[Figure record extracts]
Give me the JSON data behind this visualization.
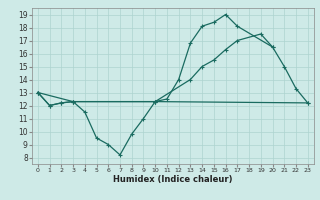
{
  "title": "",
  "xlabel": "Humidex (Indice chaleur)",
  "bg_color": "#ceeae7",
  "line_color": "#1a6b60",
  "grid_color": "#aed4d0",
  "xlim": [
    -0.5,
    23.5
  ],
  "ylim": [
    7.5,
    19.5
  ],
  "xticks": [
    0,
    1,
    2,
    3,
    4,
    5,
    6,
    7,
    8,
    9,
    10,
    11,
    12,
    13,
    14,
    15,
    16,
    17,
    18,
    19,
    20,
    21,
    22,
    23
  ],
  "yticks": [
    8,
    9,
    10,
    11,
    12,
    13,
    14,
    15,
    16,
    17,
    18,
    19
  ],
  "line1_x": [
    0,
    1,
    2,
    3,
    4,
    5,
    6,
    7,
    8,
    9,
    10,
    11,
    12,
    13,
    14,
    15,
    16,
    17,
    20
  ],
  "line1_y": [
    13,
    12,
    12.2,
    12.3,
    11.5,
    9.5,
    9.0,
    8.2,
    9.8,
    11.0,
    12.3,
    12.5,
    14.0,
    16.8,
    18.1,
    18.4,
    19.0,
    18.1,
    16.5
  ],
  "line2_x": [
    0,
    1,
    2,
    3,
    10,
    23
  ],
  "line2_y": [
    13,
    12,
    12.2,
    12.3,
    12.3,
    12.2
  ],
  "line3_x": [
    0,
    3,
    10,
    13,
    14,
    15,
    16,
    17,
    19,
    20,
    21,
    22,
    23
  ],
  "line3_y": [
    13,
    12.3,
    12.3,
    14.0,
    15.0,
    15.5,
    16.3,
    17.0,
    17.5,
    16.5,
    15.0,
    13.3,
    12.2
  ]
}
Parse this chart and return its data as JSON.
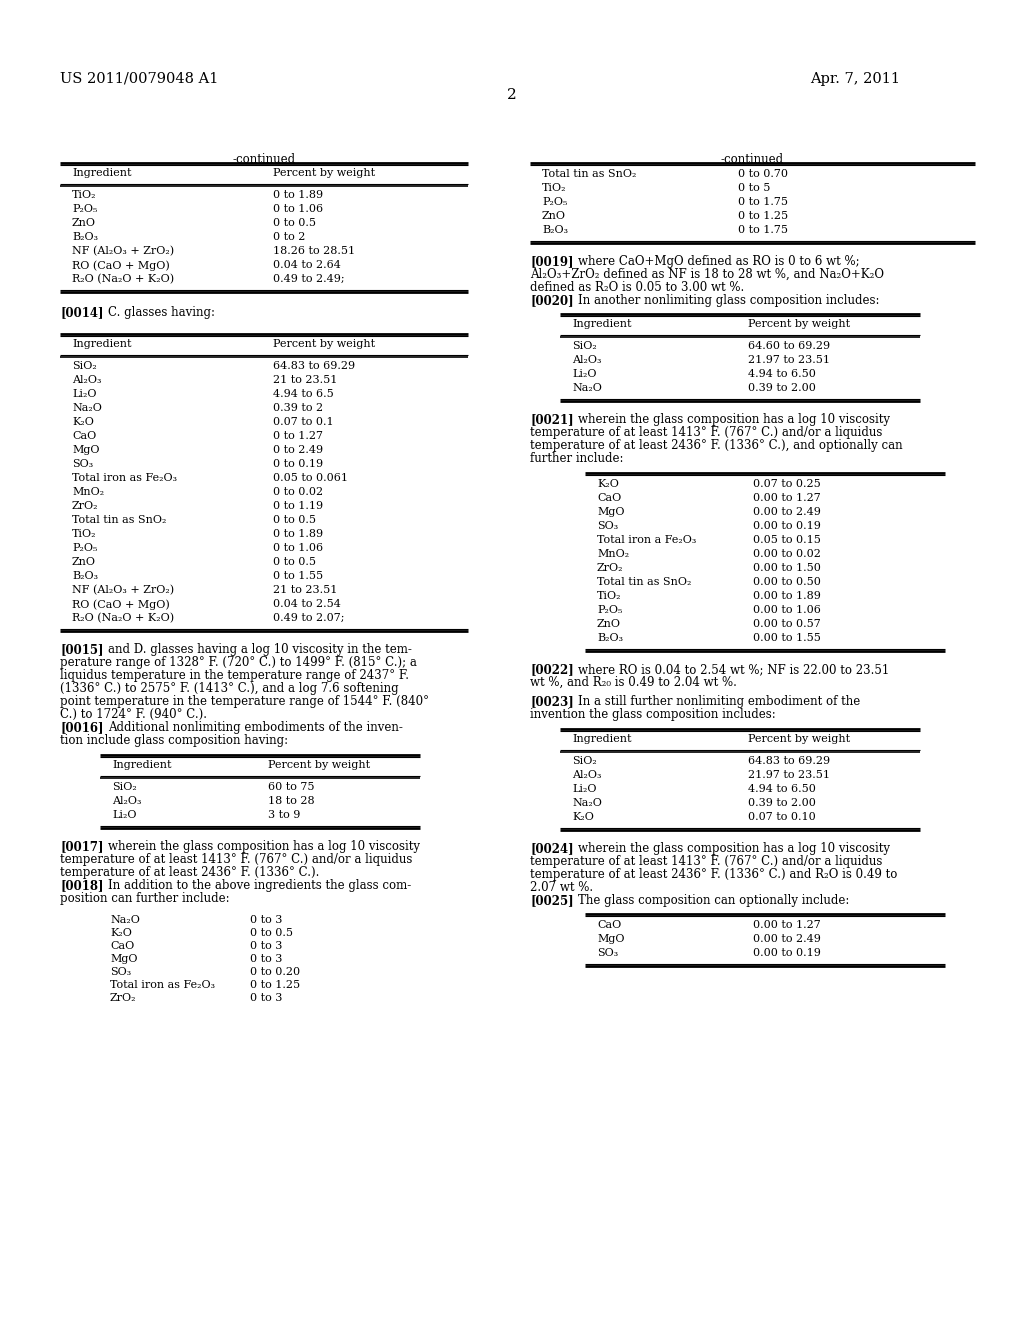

▸ Exercise aim:
Copy out every line in the entries above that holds "JSON".

▸ Answer for the task:
Give me the JSON data behind this visualization.
Parse this chart and return its data as JSON.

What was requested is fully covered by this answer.